What you will do: Select every line holding the word "title" and copy it.

┌──

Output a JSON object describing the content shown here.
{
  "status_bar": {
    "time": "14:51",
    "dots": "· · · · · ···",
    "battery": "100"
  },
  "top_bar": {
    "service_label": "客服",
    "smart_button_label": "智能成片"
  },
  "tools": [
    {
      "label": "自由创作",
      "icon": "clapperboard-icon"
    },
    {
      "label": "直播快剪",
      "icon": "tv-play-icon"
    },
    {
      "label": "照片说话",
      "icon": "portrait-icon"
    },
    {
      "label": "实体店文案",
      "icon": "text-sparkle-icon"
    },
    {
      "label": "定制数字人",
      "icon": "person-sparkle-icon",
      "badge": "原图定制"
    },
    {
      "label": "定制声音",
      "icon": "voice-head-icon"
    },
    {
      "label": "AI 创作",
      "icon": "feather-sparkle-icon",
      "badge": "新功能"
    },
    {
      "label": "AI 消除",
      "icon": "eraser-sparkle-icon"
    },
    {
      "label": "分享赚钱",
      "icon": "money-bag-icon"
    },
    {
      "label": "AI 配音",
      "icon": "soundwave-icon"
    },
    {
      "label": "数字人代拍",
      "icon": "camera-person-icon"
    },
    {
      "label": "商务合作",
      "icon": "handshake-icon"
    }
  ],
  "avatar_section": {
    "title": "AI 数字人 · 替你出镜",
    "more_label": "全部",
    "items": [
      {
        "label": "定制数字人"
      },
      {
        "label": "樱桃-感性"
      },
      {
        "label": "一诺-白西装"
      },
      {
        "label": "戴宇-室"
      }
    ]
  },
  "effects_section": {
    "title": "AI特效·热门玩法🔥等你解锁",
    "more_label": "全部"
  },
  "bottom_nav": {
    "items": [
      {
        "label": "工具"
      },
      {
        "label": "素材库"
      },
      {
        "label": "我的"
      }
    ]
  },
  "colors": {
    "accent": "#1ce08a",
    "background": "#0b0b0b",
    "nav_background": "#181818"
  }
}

└──

Task result:
    "title": "AI 数字人 · 替你出镜",
    "title": "AI特效·热门玩法🔥等你解锁",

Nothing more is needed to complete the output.